Work required –
Pull each line holding the word "Tsoil" from the data.

(Records excerpted from a collection)
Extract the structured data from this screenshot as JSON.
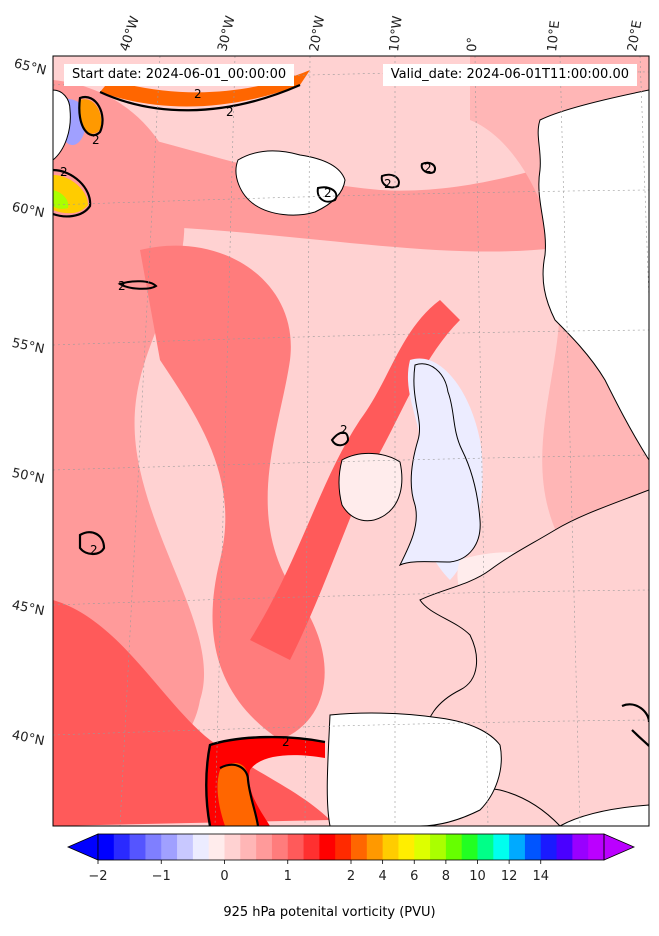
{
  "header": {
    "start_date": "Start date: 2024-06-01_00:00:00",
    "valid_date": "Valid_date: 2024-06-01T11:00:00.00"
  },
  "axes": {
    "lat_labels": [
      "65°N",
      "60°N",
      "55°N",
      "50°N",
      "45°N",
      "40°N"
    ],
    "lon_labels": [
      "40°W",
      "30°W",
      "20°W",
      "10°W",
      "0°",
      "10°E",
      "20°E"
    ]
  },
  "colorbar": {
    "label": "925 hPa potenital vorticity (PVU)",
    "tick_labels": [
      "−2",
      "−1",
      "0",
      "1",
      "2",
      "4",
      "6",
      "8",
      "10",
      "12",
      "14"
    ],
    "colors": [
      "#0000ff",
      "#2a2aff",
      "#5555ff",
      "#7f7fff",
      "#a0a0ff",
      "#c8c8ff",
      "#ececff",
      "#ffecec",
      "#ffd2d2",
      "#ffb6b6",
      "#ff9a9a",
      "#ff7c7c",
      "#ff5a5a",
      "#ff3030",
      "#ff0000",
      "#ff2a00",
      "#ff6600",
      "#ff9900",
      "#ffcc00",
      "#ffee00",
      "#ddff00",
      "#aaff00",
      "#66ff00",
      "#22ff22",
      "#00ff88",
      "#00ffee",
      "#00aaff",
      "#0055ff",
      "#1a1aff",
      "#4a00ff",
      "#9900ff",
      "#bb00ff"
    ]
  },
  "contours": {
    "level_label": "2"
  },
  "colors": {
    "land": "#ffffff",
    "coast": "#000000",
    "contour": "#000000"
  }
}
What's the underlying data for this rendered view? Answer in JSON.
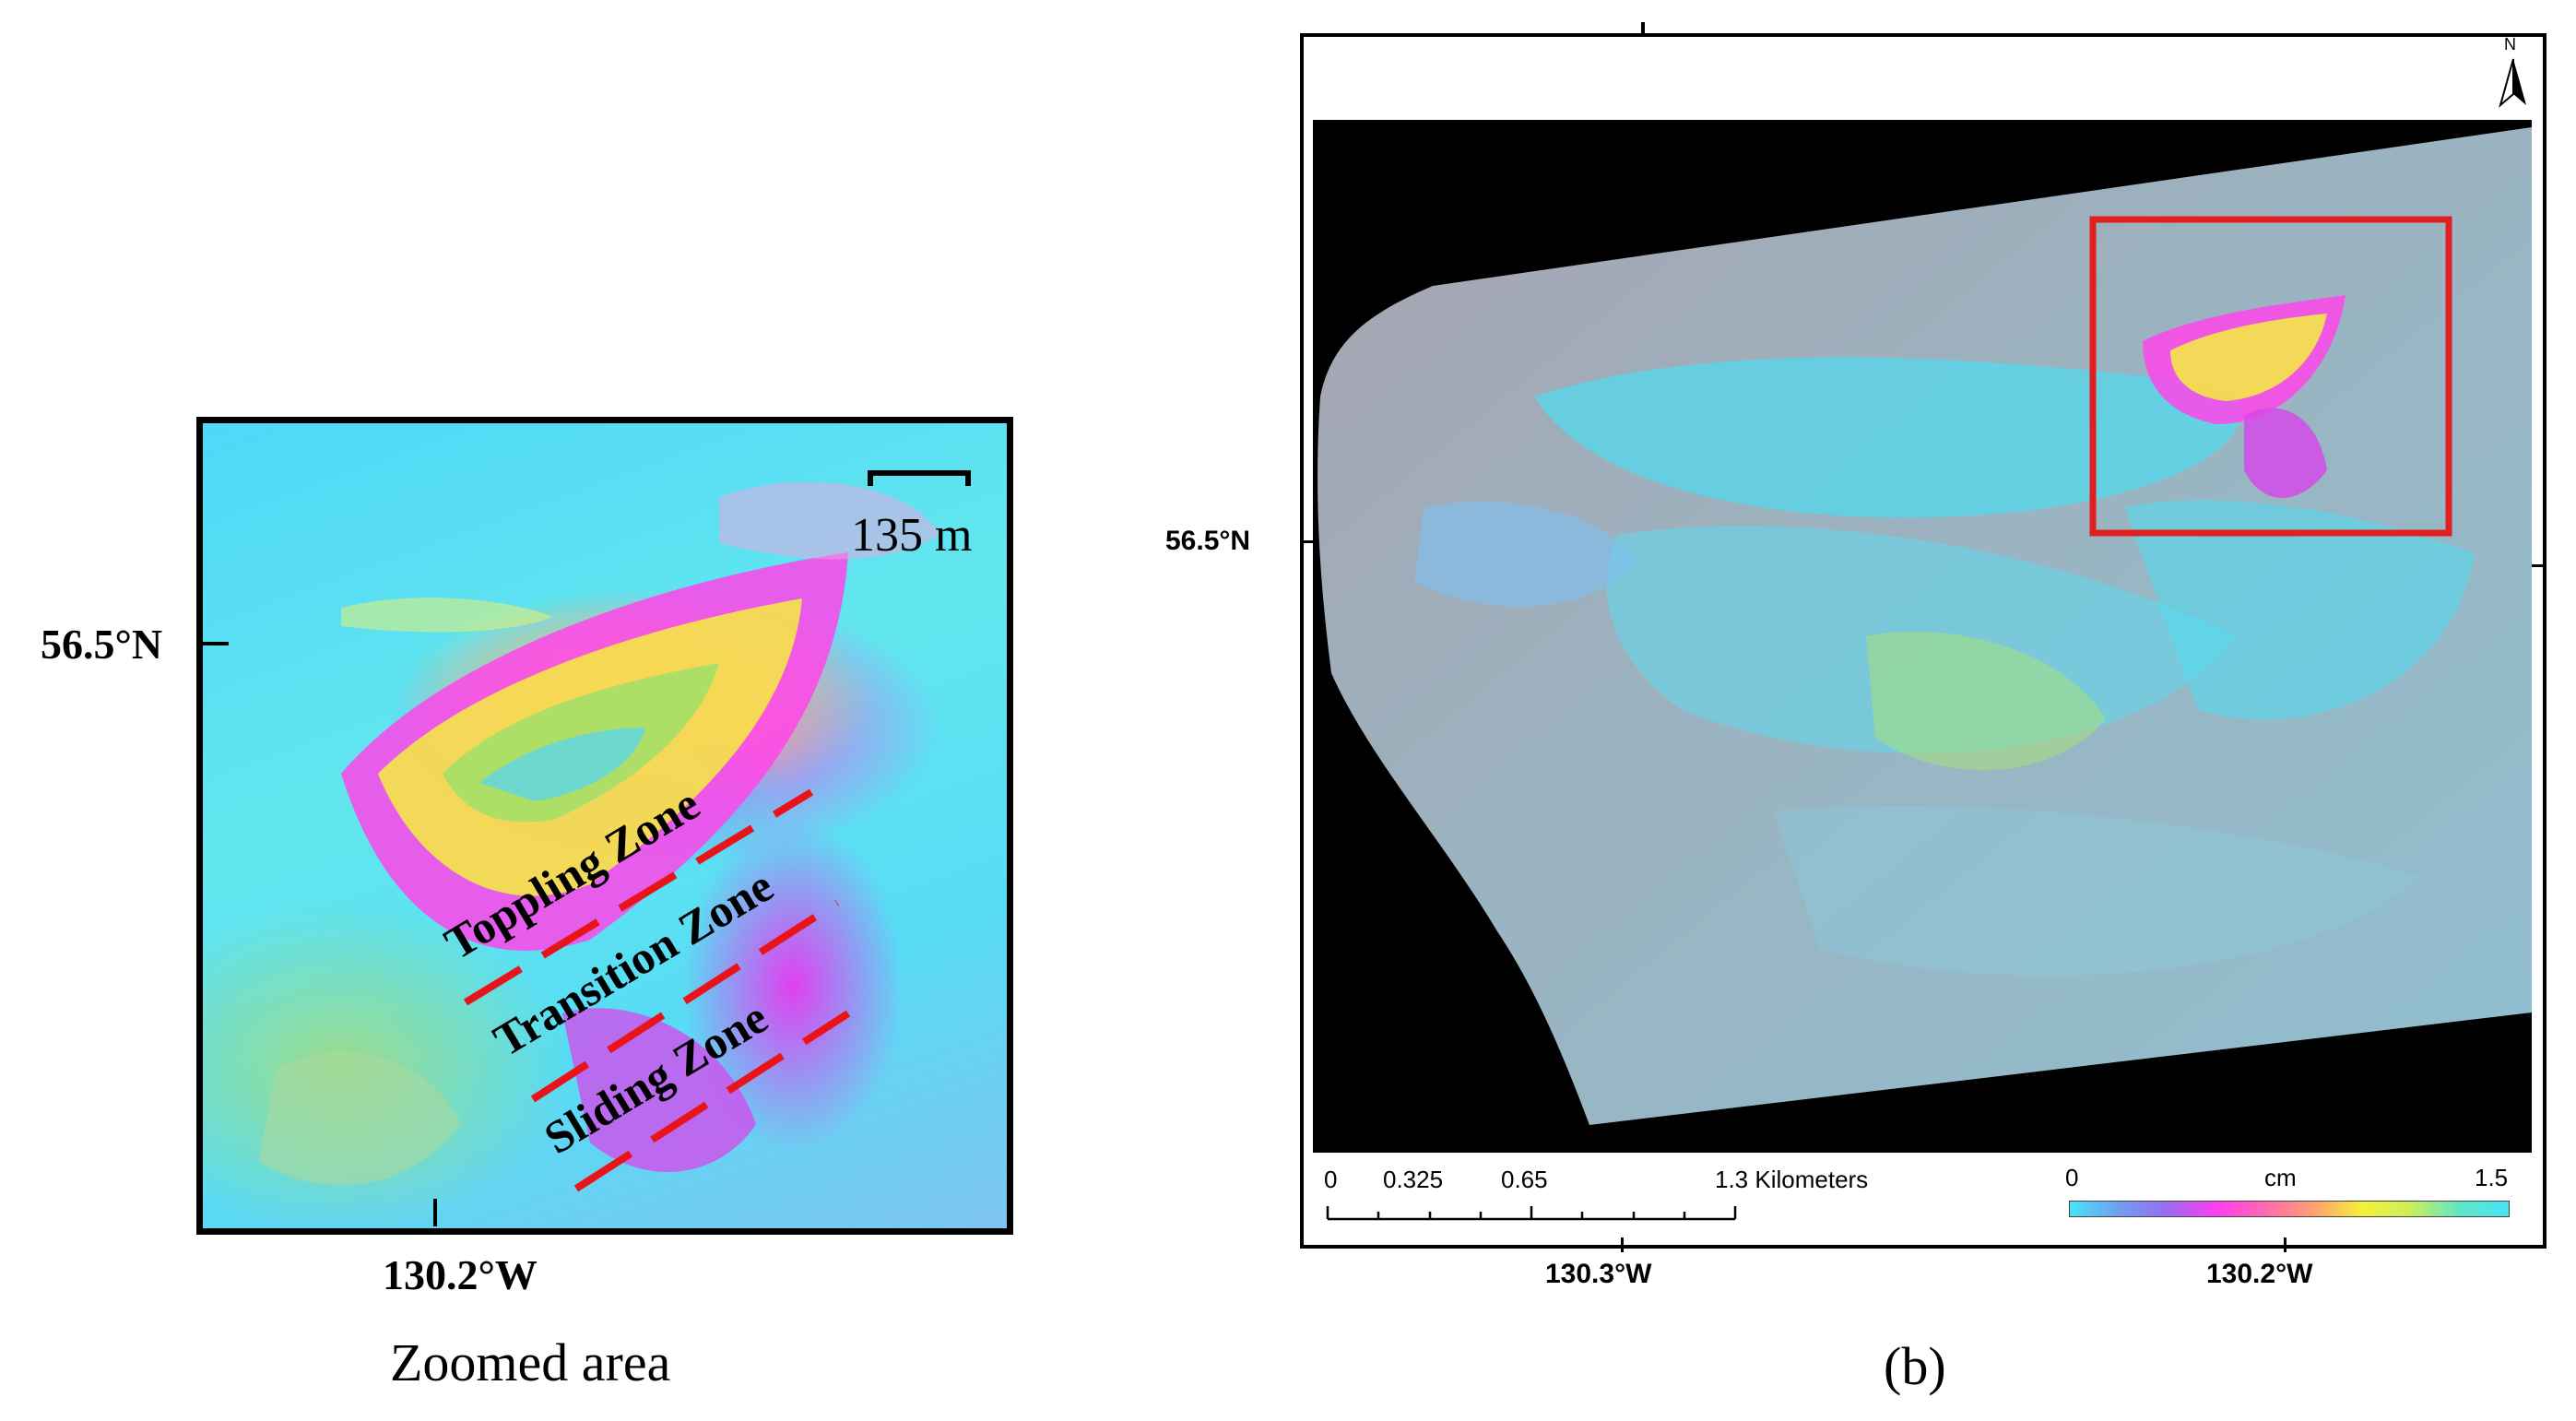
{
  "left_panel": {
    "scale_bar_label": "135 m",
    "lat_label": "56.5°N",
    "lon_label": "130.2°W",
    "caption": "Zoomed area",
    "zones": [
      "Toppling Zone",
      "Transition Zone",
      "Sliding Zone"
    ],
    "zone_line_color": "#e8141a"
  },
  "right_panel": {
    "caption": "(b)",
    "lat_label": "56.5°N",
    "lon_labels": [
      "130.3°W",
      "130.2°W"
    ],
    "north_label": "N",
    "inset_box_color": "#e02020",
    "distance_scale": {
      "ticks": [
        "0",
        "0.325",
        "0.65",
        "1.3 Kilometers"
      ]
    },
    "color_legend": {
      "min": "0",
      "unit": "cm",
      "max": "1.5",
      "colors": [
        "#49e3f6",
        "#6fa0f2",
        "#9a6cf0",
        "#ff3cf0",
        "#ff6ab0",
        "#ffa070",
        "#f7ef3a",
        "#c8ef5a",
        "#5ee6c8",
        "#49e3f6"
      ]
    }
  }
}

==

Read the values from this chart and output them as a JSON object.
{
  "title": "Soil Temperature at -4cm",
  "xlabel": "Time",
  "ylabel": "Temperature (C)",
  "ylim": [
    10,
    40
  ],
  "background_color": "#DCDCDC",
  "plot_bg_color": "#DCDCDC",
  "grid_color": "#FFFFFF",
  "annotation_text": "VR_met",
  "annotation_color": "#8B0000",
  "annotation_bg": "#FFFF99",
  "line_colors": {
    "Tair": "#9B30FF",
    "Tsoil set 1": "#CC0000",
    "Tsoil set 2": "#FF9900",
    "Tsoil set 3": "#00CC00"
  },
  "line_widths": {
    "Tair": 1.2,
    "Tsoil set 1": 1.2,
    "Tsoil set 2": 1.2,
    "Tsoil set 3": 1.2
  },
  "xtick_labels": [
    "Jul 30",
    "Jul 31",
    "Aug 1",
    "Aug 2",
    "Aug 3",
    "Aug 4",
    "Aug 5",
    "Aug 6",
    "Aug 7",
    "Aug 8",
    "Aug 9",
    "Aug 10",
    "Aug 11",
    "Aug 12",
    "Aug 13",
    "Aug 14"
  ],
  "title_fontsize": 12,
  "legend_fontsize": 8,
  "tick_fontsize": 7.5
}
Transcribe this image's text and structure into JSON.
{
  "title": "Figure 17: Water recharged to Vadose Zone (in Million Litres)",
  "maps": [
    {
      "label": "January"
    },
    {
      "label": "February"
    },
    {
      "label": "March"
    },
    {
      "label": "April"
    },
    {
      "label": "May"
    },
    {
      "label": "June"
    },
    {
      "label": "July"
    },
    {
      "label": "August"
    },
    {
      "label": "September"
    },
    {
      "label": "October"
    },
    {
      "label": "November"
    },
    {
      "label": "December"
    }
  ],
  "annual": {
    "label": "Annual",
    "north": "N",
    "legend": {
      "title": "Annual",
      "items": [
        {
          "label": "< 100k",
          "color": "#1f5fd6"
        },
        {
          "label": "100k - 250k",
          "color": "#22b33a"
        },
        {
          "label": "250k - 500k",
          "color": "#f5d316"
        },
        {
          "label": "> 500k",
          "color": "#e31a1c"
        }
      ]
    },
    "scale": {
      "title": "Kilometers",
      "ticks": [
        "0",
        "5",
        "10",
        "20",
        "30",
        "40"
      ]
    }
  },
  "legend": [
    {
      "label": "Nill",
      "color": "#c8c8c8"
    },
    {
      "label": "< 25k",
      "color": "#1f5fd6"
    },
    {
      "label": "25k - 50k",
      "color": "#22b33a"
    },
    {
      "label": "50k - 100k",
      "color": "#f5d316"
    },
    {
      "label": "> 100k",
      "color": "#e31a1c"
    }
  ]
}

Correct output –
    "Tsoil set 1": "#CC0000",
    "Tsoil set 2": "#FF9900",
    "Tsoil set 3": "#00CC00"
    "Tsoil set 1": 1.2,
    "Tsoil set 2": 1.2,
    "Tsoil set 3": 1.2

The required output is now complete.